:: Information provided

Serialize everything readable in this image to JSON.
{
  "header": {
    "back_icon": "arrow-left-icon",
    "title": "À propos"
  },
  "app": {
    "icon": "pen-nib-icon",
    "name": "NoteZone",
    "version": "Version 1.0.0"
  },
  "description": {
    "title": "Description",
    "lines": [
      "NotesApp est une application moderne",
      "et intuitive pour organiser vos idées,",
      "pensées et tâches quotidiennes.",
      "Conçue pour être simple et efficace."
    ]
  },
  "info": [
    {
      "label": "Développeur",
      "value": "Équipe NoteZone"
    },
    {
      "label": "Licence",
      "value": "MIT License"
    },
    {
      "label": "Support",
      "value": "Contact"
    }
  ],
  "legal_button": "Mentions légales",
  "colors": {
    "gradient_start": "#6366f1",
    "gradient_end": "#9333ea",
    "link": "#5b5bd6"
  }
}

::::

Give back the whole listing exactly as it reads.

Serialize everything readable in this image to JSON.
{
  "header": {
    "back_icon": "arrow-left-icon",
    "title": "À propos"
  },
  "app": {
    "icon": "pen-nib-icon",
    "name": "NoteZone",
    "version": "Version 1.0.0"
  },
  "description": {
    "title": "Description",
    "lines": [
      "NotesApp est une application moderne",
      "et intuitive pour organiser vos idées,",
      "pensées et tâches quotidiennes.",
      "Conçue pour être simple et efficace."
    ]
  },
  "info": [
    {
      "label": "Développeur",
      "value": "Équipe NoteZone"
    },
    {
      "label": "Licence",
      "value": "MIT License"
    },
    {
      "label": "Support",
      "value": "Contact"
    }
  ],
  "legal_button": "Mentions légales",
  "colors": {
    "gradient_start": "#6366f1",
    "gradient_end": "#9333ea",
    "link": "#5b5bd6"
  }
}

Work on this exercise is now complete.